§ **PROBLEM DETAILS**
Copy out each line in the material below that has the word "expandable".

§ **AVAILABLE RECORDS**
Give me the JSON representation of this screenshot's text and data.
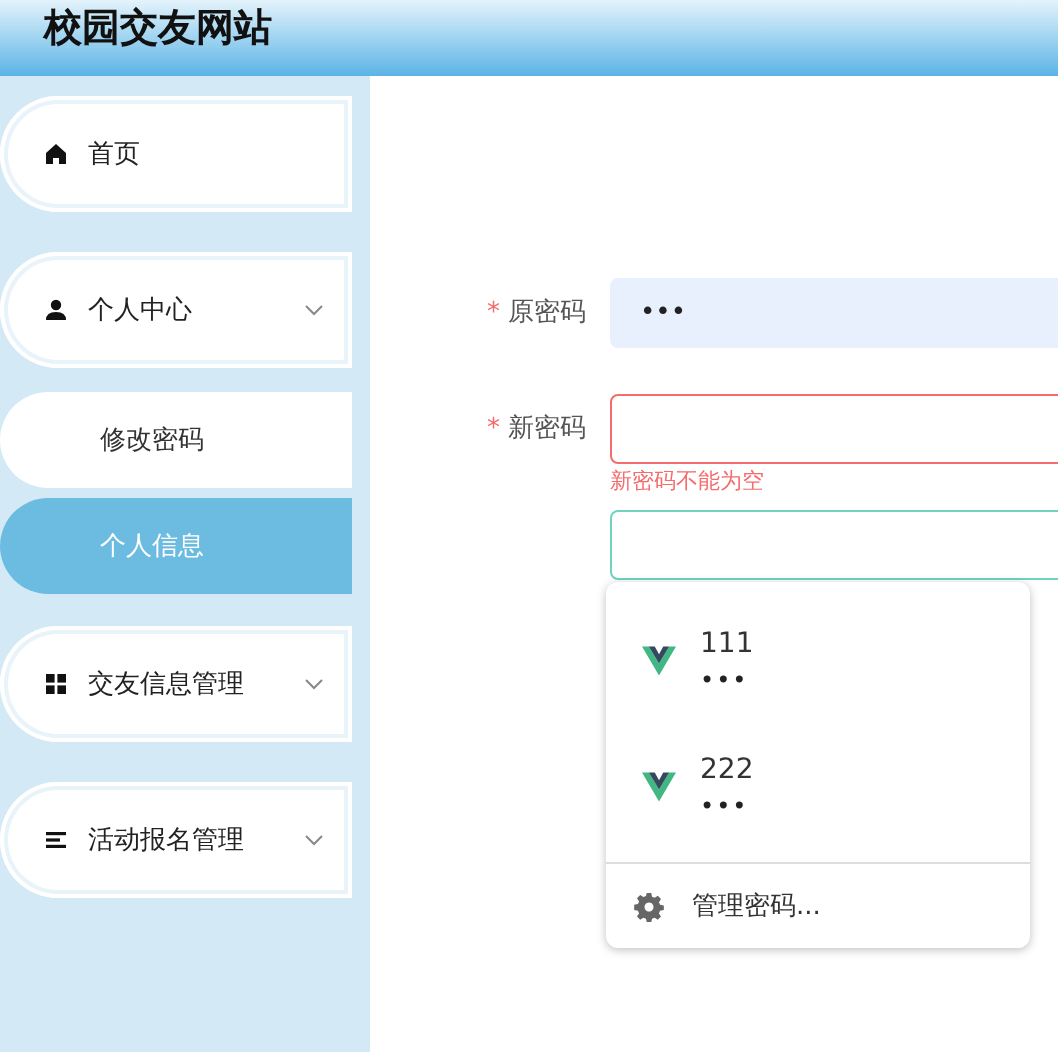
{
  "header": {
    "title": "校园交友网站"
  },
  "sidebar": {
    "items": [
      {
        "label": "首页",
        "kind": "home",
        "expandable": false
      },
      {
        "label": "个人中心",
        "kind": "user",
        "expandable": true,
        "children": [
          {
            "label": "修改密码",
            "selected": false
          },
          {
            "label": "个人信息",
            "selected": true
          }
        ]
      },
      {
        "label": "交友信息管理",
        "kind": "grid",
        "expandable": true
      },
      {
        "label": "活动报名管理",
        "kind": "list",
        "expandable": true
      }
    ]
  },
  "form": {
    "fields": [
      {
        "label": "原密码",
        "required_mark": "*",
        "value": "•••",
        "autofilled": true,
        "focused": false
      },
      {
        "label": "新密码",
        "required_mark": "*",
        "error": "新密码不能为空",
        "autofilled": false,
        "focused": false
      },
      {
        "autofilled": false,
        "focused": true
      }
    ]
  },
  "autocomplete": {
    "items": [
      {
        "name": "111",
        "password": "•••"
      },
      {
        "name": "222",
        "password": "•••"
      }
    ],
    "footer": "管理密码..."
  }
}
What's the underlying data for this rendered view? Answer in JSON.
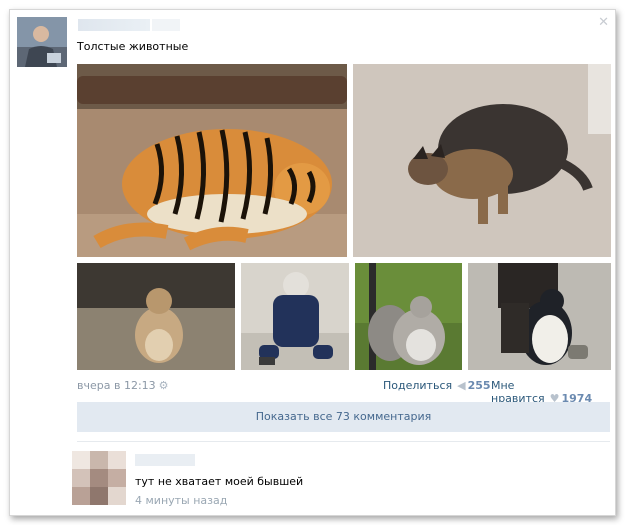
{
  "post": {
    "text": "Толстые животные",
    "time": "вчера в 12:13",
    "share_label": "Поделиться",
    "share_count": "255",
    "like_label": "Мне нравится",
    "like_count": "1974",
    "show_comments": "Показать все 73 комментария",
    "close_icon": "close-icon",
    "photos": [
      {
        "subject": "tiger"
      },
      {
        "subject": "dog"
      },
      {
        "subject": "prairie-dog"
      },
      {
        "subject": "cat"
      },
      {
        "subject": "squirrel"
      },
      {
        "subject": "penguin"
      }
    ]
  },
  "comment": {
    "text": "тут не хватает моей бывшей",
    "time": "4 минуты назад"
  },
  "colors": {
    "link": "#2b587a",
    "meta": "#8c98a6",
    "button_bg": "#e2e9f1",
    "button_text": "#45688e"
  }
}
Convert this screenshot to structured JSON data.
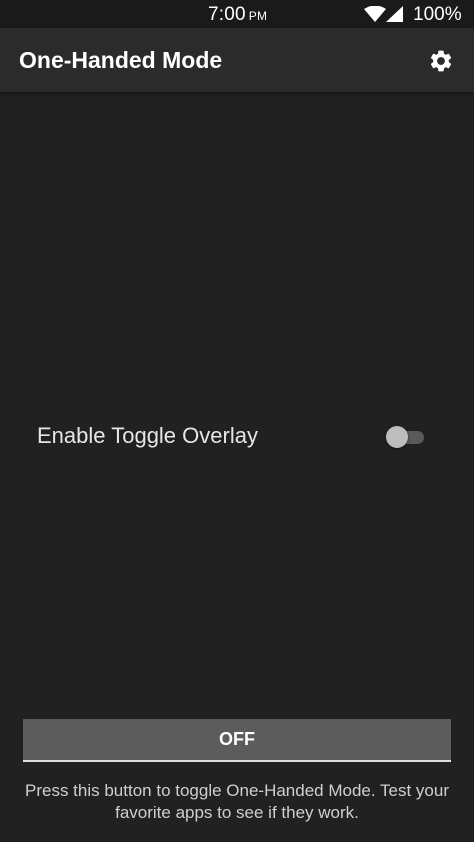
{
  "status_bar": {
    "time": "7:00",
    "am_pm": "PM",
    "wifi_icon": "wifi-icon",
    "signal_icon": "cell-signal-icon",
    "battery": "100%"
  },
  "app_bar": {
    "title": "One-Handed Mode",
    "settings_icon": "gear-icon"
  },
  "overlay_setting": {
    "label": "Enable Toggle Overlay",
    "enabled": false
  },
  "mode_button": {
    "label": "OFF"
  },
  "help_text": "Press this button to toggle One-Handed Mode. Test your favorite apps to see if they work.",
  "colors": {
    "background": "#212121",
    "app_bar": "#2b2b2b",
    "button": "#5c5c5c",
    "text": "#ffffff"
  }
}
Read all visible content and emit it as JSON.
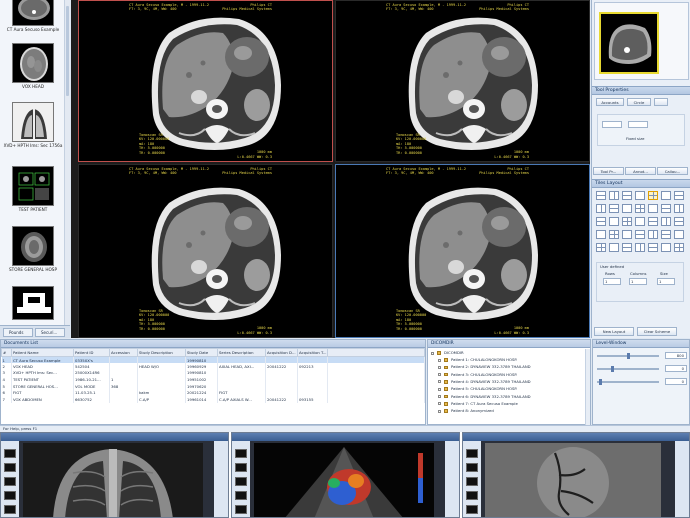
{
  "studies": [
    {
      "label": "CT Aura Secuso Example"
    },
    {
      "label": "VOX HEAD"
    },
    {
      "label": "XVD+ HPTH Ims: Sec 1756a"
    },
    {
      "label": "TEST PATIENT"
    },
    {
      "label": "STORE GENERAL HOSP"
    },
    {
      "label": ""
    }
  ],
  "left_tabs": {
    "tab1": "Pounds",
    "tab2": "Securi..."
  },
  "viewports": [
    {
      "overlay_tl": [
        "CT Aura Secuso Example, M - 1999-11-2",
        "FT: 3, 9C, 4M, WW: 400"
      ],
      "overlay_tr": [
        "Philips CT",
        "Philips Medical Systems"
      ],
      "overlay_bl": [
        "Tomoscan SR",
        "KV: 120.000000",
        "mA: 180",
        "TH: 5.000000",
        "TR: 0.000000"
      ],
      "overlay_br": [
        "1000 mm",
        "L:0.4667 WW: 0.3"
      ]
    },
    {
      "overlay_tl": [
        "CT Aura Secuso Example, M - 1999-11-2",
        "FT: 3, 9C, 4M, WW: 400"
      ],
      "overlay_tr": [
        "Philips CT",
        "Philips Medical Systems"
      ],
      "overlay_bl": [
        "Tomoscan SR",
        "KV: 120.000000",
        "mA: 180",
        "TH: 5.000000",
        "TR: 0.000000"
      ],
      "overlay_br": [
        "1000 mm",
        "L:0.4667 WW: 0.3"
      ]
    },
    {
      "overlay_tl": [
        "CT Aura Secuso Example, M - 1999-11-2",
        "FT: 3, 9C, 4M, WW: 400"
      ],
      "overlay_tr": [
        "Philips CT",
        "Philips Medical Systems"
      ],
      "overlay_bl": [
        "Tomoscan SR",
        "KV: 120.000000",
        "mA: 180",
        "TH: 5.000000",
        "TR: 0.000000"
      ],
      "overlay_br": [
        "1000 mm",
        "L:0.4667 WW: 0.3"
      ]
    },
    {
      "overlay_tl": [
        "CT Aura Secuso Example, M - 1999-11-2",
        "FT: 3, 9C, 4M, WW: 400"
      ],
      "overlay_tr": [
        "Philips CT",
        "Philips Medical Systems"
      ],
      "overlay_bl": [
        "Tomoscan SR",
        "KV: 120.000000",
        "mA: 180",
        "TH: 5.000000",
        "TR: 0.000000"
      ],
      "overlay_br": [
        "1000 mm",
        "L:0.4667 WW: 0.3"
      ]
    }
  ],
  "right_panel": {
    "tool_properties": "Tool Properties",
    "tool_btn_1": "Accounts",
    "tool_btn_2": "Circle",
    "fixed_size": "Fixed size",
    "tab1": "Tool Pr...",
    "tab2": "Annot...",
    "tab3": "Callou...",
    "tiles_layout": "Tiles Layout",
    "user_defined": "User defined",
    "rows_label": "Rows",
    "columns_label": "Columns",
    "size_label": "Size",
    "rows_value": "1",
    "columns_value": "1",
    "size_value": "1",
    "new_layout": "New Layout",
    "clear_scheme": "Clear Scheme"
  },
  "documents": {
    "title": "Documents List",
    "columns": [
      "#",
      "Patient Name",
      "Patient ID",
      "Accession",
      "Study Description",
      "Study Date",
      "Series Description",
      "Acquisition D...",
      "Acquisition T..."
    ],
    "rows": [
      [
        "1",
        "CT Aura Secuso Example",
        "0335XX's",
        "",
        "",
        "19990810",
        "",
        "",
        ""
      ],
      [
        "2",
        "VOX HEAD",
        "542504",
        "",
        "HEAD W/O",
        "19960929",
        "AXIAL HEAD, AXI...",
        "20041222",
        "092213"
      ],
      [
        "3",
        "XVD+ HPTH Ims: Sec...",
        "25000X14R6",
        "",
        "",
        "19990810",
        "",
        "",
        ""
      ],
      [
        "4",
        "TEST PATIENT",
        "1986-10-21...",
        "1",
        "",
        "19951002",
        "",
        "",
        ""
      ],
      [
        "5",
        "STORE GENERAL HOS...",
        "VOL MODE",
        "368",
        "",
        "19970620",
        "",
        "",
        ""
      ],
      [
        "6",
        "FIGT",
        "11.03.25.1",
        "",
        "kakm",
        "20021224",
        "FIGT",
        "",
        ""
      ],
      [
        "7",
        "VOX ABDOMEN",
        "6630752",
        "",
        "C.A/P",
        "19961014",
        "C.A/P AXIALS W...",
        "20041222",
        "093155"
      ]
    ]
  },
  "dicomdir": {
    "title": "DICOMDIR",
    "root": "DICOMDIR",
    "items": [
      "Patient 1: CHULALONGKORN HOSP.",
      "Patient 2: DYNAVIEW 332-3789 THAILAND",
      "Patient 3: CHULALONGKORN HOSP.",
      "Patient 4: DYNAVIEW 332-3789 THAILAND",
      "Patient 5: CHULALONGKORN HOSP.",
      "Patient 6: DYNAVIEW 332-3789 THAILAND",
      "Patient 7: CT Aura Secuso Example",
      "Patient 8: Anonymized"
    ]
  },
  "window_level": {
    "title": "Level-Window",
    "value1": "800",
    "value2": "0",
    "value3": "0"
  },
  "status": {
    "text": "For Help, press F1"
  }
}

§ **TASK RESULT**
        "expandable": false
        "expandable": true,
        "expandable": true
        "expandable": true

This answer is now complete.